#### [Written task]
Can you quote the records below in full, word for word?

#### [Record set]
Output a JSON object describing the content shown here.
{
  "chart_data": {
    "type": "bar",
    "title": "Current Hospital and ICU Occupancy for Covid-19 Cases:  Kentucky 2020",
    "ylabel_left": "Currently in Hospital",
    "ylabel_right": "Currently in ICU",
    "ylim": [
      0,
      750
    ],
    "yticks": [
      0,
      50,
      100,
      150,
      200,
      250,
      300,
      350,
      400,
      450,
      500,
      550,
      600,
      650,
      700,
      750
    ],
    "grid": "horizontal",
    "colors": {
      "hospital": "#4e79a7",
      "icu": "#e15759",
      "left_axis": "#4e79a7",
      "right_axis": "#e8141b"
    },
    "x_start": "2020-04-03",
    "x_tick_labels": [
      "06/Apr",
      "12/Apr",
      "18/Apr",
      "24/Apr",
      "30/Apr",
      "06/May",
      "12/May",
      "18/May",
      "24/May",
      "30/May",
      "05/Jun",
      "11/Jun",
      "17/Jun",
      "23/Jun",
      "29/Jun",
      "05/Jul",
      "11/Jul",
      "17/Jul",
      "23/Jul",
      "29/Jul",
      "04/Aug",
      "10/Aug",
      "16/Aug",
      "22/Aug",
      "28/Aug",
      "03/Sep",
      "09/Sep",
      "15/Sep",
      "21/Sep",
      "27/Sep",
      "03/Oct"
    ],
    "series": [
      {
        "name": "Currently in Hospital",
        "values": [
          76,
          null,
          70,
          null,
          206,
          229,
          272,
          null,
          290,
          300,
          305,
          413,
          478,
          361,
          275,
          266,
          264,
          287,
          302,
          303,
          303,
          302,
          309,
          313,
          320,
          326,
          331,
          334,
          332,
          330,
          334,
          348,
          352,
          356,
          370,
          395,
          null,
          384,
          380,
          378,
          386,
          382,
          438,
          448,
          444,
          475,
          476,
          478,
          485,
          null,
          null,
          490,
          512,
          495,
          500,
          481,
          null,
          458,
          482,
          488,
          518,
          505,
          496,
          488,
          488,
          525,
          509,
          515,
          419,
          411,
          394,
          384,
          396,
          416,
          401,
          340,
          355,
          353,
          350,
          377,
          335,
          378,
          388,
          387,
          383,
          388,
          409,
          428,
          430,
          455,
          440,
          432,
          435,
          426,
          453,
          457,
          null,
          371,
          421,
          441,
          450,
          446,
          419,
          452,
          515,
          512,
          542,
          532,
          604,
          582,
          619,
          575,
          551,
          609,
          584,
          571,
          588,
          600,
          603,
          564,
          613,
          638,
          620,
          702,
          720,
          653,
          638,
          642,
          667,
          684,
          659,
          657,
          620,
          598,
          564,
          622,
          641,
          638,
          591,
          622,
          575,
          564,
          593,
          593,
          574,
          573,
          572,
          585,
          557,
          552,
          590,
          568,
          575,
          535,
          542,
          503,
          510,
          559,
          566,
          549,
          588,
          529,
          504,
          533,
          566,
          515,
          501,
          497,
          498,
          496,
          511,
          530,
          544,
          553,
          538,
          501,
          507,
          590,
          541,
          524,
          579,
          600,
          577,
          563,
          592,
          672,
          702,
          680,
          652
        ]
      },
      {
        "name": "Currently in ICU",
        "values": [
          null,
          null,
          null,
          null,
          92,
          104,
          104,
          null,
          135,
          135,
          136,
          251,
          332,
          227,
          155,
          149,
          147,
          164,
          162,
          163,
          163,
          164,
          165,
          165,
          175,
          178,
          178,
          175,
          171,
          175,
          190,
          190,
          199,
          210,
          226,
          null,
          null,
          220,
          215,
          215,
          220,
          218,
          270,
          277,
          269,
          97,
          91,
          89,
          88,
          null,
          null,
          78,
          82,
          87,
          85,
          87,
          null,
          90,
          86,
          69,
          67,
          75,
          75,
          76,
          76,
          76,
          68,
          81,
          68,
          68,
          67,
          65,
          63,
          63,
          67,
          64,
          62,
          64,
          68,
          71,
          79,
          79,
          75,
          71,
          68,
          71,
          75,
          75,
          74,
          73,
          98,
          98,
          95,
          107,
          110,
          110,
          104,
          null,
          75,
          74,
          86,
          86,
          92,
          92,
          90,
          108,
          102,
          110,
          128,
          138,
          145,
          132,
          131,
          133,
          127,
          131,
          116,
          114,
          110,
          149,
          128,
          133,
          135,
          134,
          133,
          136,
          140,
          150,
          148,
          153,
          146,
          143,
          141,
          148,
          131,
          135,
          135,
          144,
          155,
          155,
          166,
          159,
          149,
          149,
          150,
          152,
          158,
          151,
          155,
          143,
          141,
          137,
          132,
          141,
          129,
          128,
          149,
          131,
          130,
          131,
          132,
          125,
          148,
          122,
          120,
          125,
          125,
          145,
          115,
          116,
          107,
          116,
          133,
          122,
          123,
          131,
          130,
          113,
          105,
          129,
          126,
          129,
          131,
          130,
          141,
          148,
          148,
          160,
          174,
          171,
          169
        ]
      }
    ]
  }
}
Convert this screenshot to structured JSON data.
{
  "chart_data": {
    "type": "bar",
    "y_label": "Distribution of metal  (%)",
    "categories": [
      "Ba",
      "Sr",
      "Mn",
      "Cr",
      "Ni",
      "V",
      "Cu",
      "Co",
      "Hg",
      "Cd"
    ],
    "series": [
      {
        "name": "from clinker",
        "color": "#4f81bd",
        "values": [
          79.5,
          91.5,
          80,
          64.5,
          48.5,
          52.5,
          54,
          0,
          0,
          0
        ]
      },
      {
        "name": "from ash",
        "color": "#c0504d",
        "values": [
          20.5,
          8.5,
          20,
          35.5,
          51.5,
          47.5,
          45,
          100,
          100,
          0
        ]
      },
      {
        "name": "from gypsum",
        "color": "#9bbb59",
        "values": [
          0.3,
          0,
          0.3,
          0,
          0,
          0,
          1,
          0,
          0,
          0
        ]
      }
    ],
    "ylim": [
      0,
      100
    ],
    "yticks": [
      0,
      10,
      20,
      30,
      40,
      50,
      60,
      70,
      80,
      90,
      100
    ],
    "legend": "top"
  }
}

#### [Task result]
Output a JSON object describing the content shown here.
{
  "chart_data": {
    "type": "bar",
    "title": "Current Hospital and ICU Occupancy for Covid-19 Cases:  Kentucky 2020",
    "ylabel_left": "Currently in Hospital",
    "ylabel_right": "Currently in ICU",
    "ylim": [
      0,
      750
    ],
    "yticks": [
      0,
      50,
      100,
      150,
      200,
      250,
      300,
      350,
      400,
      450,
      500,
      550,
      600,
      650,
      700,
      750
    ],
    "grid": "horizontal",
    "colors": {
      "hospital": "#4e79a7",
      "icu": "#e15759",
      "left_axis": "#4e79a7",
      "right_axis": "#e8141b"
    },
    "x_start": "2020-04-03",
    "x_tick_labels": [
      "06/Apr",
      "12/Apr",
      "18/Apr",
      "24/Apr",
      "30/Apr",
      "06/May",
      "12/May",
      "18/May",
      "24/May",
      "30/May",
      "05/Jun",
      "11/Jun",
      "17/Jun",
      "23/Jun",
      "29/Jun",
      "05/Jul",
      "11/Jul",
      "17/Jul",
      "23/Jul",
      "29/Jul",
      "04/Aug",
      "10/Aug",
      "16/Aug",
      "22/Aug",
      "28/Aug",
      "03/Sep",
      "09/Sep",
      "15/Sep",
      "21/Sep",
      "27/Sep",
      "03/Oct"
    ],
    "series": [
      {
        "name": "Currently in Hospital",
        "values": [
          76,
          null,
          70,
          null,
          206,
          229,
          272,
          null,
          290,
          300,
          305,
          413,
          478,
          361,
          275,
          266,
          264,
          287,
          302,
          303,
          303,
          302,
          309,
          313,
          320,
          326,
          331,
          334,
          332,
          330,
          334,
          348,
          352,
          356,
          370,
          395,
          null,
          384,
          380,
          378,
          386,
          382,
          438,
          448,
          444,
          475,
          476,
          478,
          485,
          null,
          null,
          490,
          512,
          495,
          500,
          481,
          null,
          458,
          482,
          488,
          518,
          505,
          496,
          488,
          488,
          525,
          509,
          515,
          419,
          411,
          394,
          384,
          396,
          416,
          401,
          340,
          355,
          353,
          350,
          377,
          335,
          378,
          388,
          387,
          383,
          388,
          409,
          428,
          430,
          455,
          440,
          432,
          435,
          426,
          453,
          457,
          null,
          371,
          421,
          441,
          450,
          446,
          419,
          452,
          515,
          512,
          542,
          532,
          604,
          582,
          619,
          575,
          551,
          609,
          584,
          571,
          588,
          600,
          603,
          564,
          613,
          638,
          620,
          702,
          720,
          653,
          638,
          642,
          667,
          684,
          659,
          657,
          620,
          598,
          564,
          622,
          641,
          638,
          591,
          622,
          575,
          564,
          593,
          593,
          574,
          573,
          572,
          585,
          557,
          552,
          590,
          568,
          575,
          535,
          542,
          503,
          510,
          559,
          566,
          549,
          588,
          529,
          504,
          533,
          566,
          515,
          501,
          497,
          498,
          496,
          511,
          530,
          544,
          553,
          538,
          501,
          507,
          590,
          541,
          524,
          579,
          600,
          577,
          563,
          592,
          672,
          702,
          680,
          652
        ]
      },
      {
        "name": "Currently in ICU",
        "values": [
          null,
          null,
          null,
          null,
          92,
          104,
          104,
          null,
          135,
          135,
          136,
          251,
          332,
          227,
          155,
          149,
          147,
          164,
          162,
          163,
          163,
          164,
          165,
          165,
          175,
          178,
          178,
          175,
          171,
          175,
          190,
          190,
          199,
          210,
          226,
          null,
          null,
          220,
          215,
          215,
          220,
          218,
          270,
          277,
          269,
          97,
          91,
          89,
          88,
          null,
          null,
          78,
          82,
          87,
          85,
          87,
          null,
          90,
          86,
          69,
          67,
          75,
          75,
          76,
          76,
          76,
          68,
          81,
          68,
          68,
          67,
          65,
          63,
          63,
          67,
          64,
          62,
          64,
          68,
          71,
          79,
          79,
          75,
          71,
          68,
          71,
          75,
          75,
          74,
          73,
          98,
          98,
          95,
          107,
          110,
          110,
          104,
          null,
          75,
          74,
          86,
          86,
          92,
          92,
          90,
          108,
          102,
          110,
          128,
          138,
          145,
          132,
          131,
          133,
          127,
          131,
          116,
          114,
          110,
          149,
          128,
          133,
          135,
          134,
          133,
          136,
          140,
          150,
          148,
          153,
          146,
          143,
          141,
          148,
          131,
          135,
          135,
          144,
          155,
          155,
          166,
          159,
          149,
          149,
          150,
          152,
          158,
          151,
          155,
          143,
          141,
          137,
          132,
          141,
          129,
          128,
          149,
          131,
          130,
          131,
          132,
          125,
          148,
          122,
          120,
          125,
          125,
          145,
          115,
          116,
          107,
          116,
          133,
          122,
          123,
          131,
          130,
          113,
          105,
          129,
          126,
          129,
          131,
          130,
          141,
          148,
          148,
          160,
          174,
          171,
          169
        ]
      }
    ]
  }
}
Convert this screenshot to structured JSON data.
{
  "chart_data": {
    "type": "bar",
    "y_label": "Distribution of metal  (%)",
    "categories": [
      "Ba",
      "Sr",
      "Mn",
      "Cr",
      "Ni",
      "V",
      "Cu",
      "Co",
      "Hg",
      "Cd"
    ],
    "series": [
      {
        "name": "from clinker",
        "color": "#4f81bd",
        "values": [
          79.5,
          91.5,
          80,
          64.5,
          48.5,
          52.5,
          54,
          0,
          0,
          0
        ]
      },
      {
        "name": "from ash",
        "color": "#c0504d",
        "values": [
          20.5,
          8.5,
          20,
          35.5,
          51.5,
          47.5,
          45,
          100,
          100,
          0
        ]
      },
      {
        "name": "from gypsum",
        "color": "#9bbb59",
        "values": [
          0.3,
          0,
          0.3,
          0,
          0,
          0,
          1,
          0,
          0,
          0
        ]
      }
    ],
    "ylim": [
      0,
      100
    ],
    "yticks": [
      0,
      10,
      20,
      30,
      40,
      50,
      60,
      70,
      80,
      90,
      100
    ],
    "legend": "top"
  }
}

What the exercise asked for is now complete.